## Exercise prompt
Your task is to filter the data below down to the lines holding "name".

****

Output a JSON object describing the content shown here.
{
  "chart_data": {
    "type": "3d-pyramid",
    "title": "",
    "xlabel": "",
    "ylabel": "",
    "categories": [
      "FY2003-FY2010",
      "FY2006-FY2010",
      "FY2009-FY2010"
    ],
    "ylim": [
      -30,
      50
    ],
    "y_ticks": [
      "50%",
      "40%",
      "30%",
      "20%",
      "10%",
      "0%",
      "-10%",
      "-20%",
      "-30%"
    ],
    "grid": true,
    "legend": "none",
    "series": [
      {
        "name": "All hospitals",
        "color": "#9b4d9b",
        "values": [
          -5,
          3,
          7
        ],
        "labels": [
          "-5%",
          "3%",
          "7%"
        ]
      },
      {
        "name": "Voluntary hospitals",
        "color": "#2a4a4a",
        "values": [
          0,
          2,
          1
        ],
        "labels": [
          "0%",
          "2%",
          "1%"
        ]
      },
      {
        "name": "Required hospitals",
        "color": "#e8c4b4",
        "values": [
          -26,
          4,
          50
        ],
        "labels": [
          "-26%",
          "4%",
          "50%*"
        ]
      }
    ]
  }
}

****

## Worked answer
        "name": "All hospitals",
        "name": "Voluntary hospitals",
        "name": "Required hospitals",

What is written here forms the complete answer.